TASK BRIEF: Count every line that has the word "Selects". Give the number, without anything more.

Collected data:
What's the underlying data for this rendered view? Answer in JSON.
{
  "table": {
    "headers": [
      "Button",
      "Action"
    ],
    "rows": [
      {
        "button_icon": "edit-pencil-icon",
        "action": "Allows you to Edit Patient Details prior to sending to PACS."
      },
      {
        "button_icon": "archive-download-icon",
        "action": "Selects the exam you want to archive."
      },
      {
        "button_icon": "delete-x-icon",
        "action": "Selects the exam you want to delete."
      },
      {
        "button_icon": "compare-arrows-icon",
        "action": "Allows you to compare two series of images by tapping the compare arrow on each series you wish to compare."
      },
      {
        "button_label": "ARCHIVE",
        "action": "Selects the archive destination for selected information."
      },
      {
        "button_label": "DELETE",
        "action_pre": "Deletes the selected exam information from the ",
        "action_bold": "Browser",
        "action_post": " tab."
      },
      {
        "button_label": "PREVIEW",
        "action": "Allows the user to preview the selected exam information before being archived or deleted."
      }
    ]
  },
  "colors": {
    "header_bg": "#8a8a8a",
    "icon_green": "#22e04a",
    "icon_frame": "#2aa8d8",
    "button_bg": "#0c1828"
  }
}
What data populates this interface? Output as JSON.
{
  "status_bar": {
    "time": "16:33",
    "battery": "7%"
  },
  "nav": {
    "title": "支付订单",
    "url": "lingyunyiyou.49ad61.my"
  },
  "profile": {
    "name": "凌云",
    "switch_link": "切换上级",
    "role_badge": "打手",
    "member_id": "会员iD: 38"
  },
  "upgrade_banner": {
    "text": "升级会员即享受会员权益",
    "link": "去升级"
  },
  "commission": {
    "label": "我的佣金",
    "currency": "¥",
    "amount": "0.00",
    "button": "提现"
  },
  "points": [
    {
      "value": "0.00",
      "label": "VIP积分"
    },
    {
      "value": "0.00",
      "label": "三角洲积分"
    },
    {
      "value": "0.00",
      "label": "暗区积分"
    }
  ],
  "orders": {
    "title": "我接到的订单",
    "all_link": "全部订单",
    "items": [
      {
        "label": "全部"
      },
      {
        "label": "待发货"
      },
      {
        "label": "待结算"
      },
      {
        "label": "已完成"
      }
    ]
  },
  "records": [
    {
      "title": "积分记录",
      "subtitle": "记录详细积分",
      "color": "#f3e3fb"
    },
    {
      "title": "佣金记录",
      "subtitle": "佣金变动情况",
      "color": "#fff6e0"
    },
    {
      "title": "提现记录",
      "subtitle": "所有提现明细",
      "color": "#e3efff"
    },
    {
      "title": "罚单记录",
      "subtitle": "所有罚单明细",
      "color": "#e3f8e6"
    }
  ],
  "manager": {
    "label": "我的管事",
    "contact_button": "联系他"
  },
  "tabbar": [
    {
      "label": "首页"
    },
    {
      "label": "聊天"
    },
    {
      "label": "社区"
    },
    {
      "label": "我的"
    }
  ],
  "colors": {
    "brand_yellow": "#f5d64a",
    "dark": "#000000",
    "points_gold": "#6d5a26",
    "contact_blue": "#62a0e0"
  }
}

REPLY: 3